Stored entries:
______
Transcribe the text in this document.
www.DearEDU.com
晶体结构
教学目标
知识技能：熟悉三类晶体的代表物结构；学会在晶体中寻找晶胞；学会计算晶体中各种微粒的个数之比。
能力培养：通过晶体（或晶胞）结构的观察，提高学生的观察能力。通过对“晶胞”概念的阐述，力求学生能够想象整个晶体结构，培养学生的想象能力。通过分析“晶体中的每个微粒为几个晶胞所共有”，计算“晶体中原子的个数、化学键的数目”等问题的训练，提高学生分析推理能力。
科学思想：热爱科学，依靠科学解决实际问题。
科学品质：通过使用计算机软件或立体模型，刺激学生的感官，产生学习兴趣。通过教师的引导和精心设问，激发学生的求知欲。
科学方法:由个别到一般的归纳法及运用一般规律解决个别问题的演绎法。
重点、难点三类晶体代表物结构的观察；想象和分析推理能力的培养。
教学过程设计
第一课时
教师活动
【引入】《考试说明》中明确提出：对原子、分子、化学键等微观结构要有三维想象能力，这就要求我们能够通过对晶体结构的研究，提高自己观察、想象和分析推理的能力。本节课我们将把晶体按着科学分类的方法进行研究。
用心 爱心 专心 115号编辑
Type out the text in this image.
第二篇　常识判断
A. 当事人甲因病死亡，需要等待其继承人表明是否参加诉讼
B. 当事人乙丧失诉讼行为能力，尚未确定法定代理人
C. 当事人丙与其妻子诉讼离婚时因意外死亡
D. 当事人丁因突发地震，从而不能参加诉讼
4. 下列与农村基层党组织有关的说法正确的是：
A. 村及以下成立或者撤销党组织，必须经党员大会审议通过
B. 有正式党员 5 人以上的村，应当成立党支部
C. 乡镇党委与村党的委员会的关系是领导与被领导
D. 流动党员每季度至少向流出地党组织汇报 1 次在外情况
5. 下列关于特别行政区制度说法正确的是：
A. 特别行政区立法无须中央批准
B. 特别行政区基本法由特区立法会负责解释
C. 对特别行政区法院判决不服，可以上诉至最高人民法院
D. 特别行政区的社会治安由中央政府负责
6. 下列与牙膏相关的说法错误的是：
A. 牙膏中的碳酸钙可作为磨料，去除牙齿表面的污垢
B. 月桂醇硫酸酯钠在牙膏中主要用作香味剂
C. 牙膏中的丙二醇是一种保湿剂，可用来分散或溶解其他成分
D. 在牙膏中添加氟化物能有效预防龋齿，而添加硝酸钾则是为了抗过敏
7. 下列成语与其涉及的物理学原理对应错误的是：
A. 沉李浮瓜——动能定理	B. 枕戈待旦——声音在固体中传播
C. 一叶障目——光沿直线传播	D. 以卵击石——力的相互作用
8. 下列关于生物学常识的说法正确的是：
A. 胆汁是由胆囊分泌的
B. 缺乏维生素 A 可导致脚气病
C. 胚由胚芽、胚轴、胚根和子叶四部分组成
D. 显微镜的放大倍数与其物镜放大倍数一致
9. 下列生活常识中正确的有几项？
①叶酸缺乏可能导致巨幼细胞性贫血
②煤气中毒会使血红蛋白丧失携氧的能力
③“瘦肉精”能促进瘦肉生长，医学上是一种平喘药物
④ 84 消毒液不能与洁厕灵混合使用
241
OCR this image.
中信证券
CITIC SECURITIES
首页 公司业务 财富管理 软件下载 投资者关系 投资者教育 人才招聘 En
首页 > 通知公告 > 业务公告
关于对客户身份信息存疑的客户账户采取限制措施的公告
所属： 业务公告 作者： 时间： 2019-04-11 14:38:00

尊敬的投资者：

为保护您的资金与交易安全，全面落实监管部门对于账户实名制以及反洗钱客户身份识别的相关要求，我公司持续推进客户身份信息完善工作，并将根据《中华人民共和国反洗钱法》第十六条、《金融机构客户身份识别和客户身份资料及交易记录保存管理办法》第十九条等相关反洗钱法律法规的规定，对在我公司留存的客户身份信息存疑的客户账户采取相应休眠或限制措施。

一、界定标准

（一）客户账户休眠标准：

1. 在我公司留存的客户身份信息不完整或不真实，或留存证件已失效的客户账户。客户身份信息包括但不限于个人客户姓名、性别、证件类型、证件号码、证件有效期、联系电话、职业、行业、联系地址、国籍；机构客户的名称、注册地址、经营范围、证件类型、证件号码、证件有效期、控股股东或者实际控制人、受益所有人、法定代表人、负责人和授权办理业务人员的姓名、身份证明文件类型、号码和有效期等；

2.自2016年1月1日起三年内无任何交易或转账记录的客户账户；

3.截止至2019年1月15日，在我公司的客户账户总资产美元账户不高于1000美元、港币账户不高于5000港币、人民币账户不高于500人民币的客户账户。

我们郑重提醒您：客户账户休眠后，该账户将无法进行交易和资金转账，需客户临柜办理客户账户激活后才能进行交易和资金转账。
______
> Work instructions
Your task is to quote the listing above word for word.

> The result
Transcribe the text in this document.
www.DearEDU.com
晶体结构
教学目标
知识技能：熟悉三类晶体的代表物结构；学会在晶体中寻找晶胞；学会计算晶体中各种微粒的个数之比。
能力培养：通过晶体（或晶胞）结构的观察，提高学生的观察能力。通过对“晶胞”概念的阐述，力求学生能够想象整个晶体结构，培养学生的想象能力。通过分析“晶体中的每个微粒为几个晶胞所共有”，计算“晶体中原子的个数、化学键的数目”等问题的训练，提高学生分析推理能力。
科学思想：热爱科学，依靠科学解决实际问题。
科学品质：通过使用计算机软件或立体模型，刺激学生的感官，产生学习兴趣。通过教师的引导和精心设问，激发学生的求知欲。
科学方法:由个别到一般的归纳法及运用一般规律解决个别问题的演绎法。
重点、难点三类晶体代表物结构的观察；想象和分析推理能力的培养。
教学过程设计
第一课时
教师活动
【引入】《考试说明》中明确提出：对原子、分子、化学键等微观结构要有三维想象能力，这就要求我们能够通过对晶体结构的研究，提高自己观察、想象和分析推理的能力。本节课我们将把晶体按着科学分类的方法进行研究。
用心 爱心 专心 115号编辑
Type out the text in this image.
第二篇　常识判断
A. 当事人甲因病死亡，需要等待其继承人表明是否参加诉讼
B. 当事人乙丧失诉讼行为能力，尚未确定法定代理人
C. 当事人丙与其妻子诉讼离婚时因意外死亡
D. 当事人丁因突发地震，从而不能参加诉讼
4. 下列与农村基层党组织有关的说法正确的是：
A. 村及以下成立或者撤销党组织，必须经党员大会审议通过
B. 有正式党员 5 人以上的村，应当成立党支部
C. 乡镇党委与村党的委员会的关系是领导与被领导
D. 流动党员每季度至少向流出地党组织汇报 1 次在外情况
5. 下列关于特别行政区制度说法正确的是：
A. 特别行政区立法无须中央批准
B. 特别行政区基本法由特区立法会负责解释
C. 对特别行政区法院判决不服，可以上诉至最高人民法院
D. 特别行政区的社会治安由中央政府负责
6. 下列与牙膏相关的说法错误的是：
A. 牙膏中的碳酸钙可作为磨料，去除牙齿表面的污垢
B. 月桂醇硫酸酯钠在牙膏中主要用作香味剂
C. 牙膏中的丙二醇是一种保湿剂，可用来分散或溶解其他成分
D. 在牙膏中添加氟化物能有效预防龋齿，而添加硝酸钾则是为了抗过敏
7. 下列成语与其涉及的物理学原理对应错误的是：
A. 沉李浮瓜——动能定理	B. 枕戈待旦——声音在固体中传播
C. 一叶障目——光沿直线传播	D. 以卵击石——力的相互作用
8. 下列关于生物学常识的说法正确的是：
A. 胆汁是由胆囊分泌的
B. 缺乏维生素 A 可导致脚气病
C. 胚由胚芽、胚轴、胚根和子叶四部分组成
D. 显微镜的放大倍数与其物镜放大倍数一致
9. 下列生活常识中正确的有几项？
①叶酸缺乏可能导致巨幼细胞性贫血
②煤气中毒会使血红蛋白丧失携氧的能力
③“瘦肉精”能促进瘦肉生长，医学上是一种平喘药物
④ 84 消毒液不能与洁厕灵混合使用
241
OCR this image.
中信证券
CITIC SECURITIES
首页 公司业务 财富管理 软件下载 投资者关系 投资者教育 人才招聘 En
首页 > 通知公告 > 业务公告
关于对客户身份信息存疑的客户账户采取限制措施的公告
所属： 业务公告 作者： 时间： 2019-04-11 14:38:00

尊敬的投资者：

为保护您的资金与交易安全，全面落实监管部门对于账户实名制以及反洗钱客户身份识别的相关要求，我公司持续推进客户身份信息完善工作，并将根据《中华人民共和国反洗钱法》第十六条、《金融机构客户身份识别和客户身份资料及交易记录保存管理办法》第十九条等相关反洗钱法律法规的规定，对在我公司留存的客户身份信息存疑的客户账户采取相应休眠或限制措施。

一、界定标准

（一）客户账户休眠标准：

1. 在我公司留存的客户身份信息不完整或不真实，或留存证件已失效的客户账户。客户身份信息包括但不限于个人客户姓名、性别、证件类型、证件号码、证件有效期、联系电话、职业、行业、联系地址、国籍；机构客户的名称、注册地址、经营范围、证件类型、证件号码、证件有效期、控股股东或者实际控制人、受益所有人、法定代表人、负责人和授权办理业务人员的姓名、身份证明文件类型、号码和有效期等；

2.自2016年1月1日起三年内无任何交易或转账记录的客户账户；

3.截止至2019年1月15日，在我公司的客户账户总资产美元账户不高于1000美元、港币账户不高于5000港币、人民币账户不高于500人民币的客户账户。

我们郑重提醒您：客户账户休眠后，该账户将无法进行交易和资金转账，需客户临柜办理客户账户激活后才能进行交易和资金转账。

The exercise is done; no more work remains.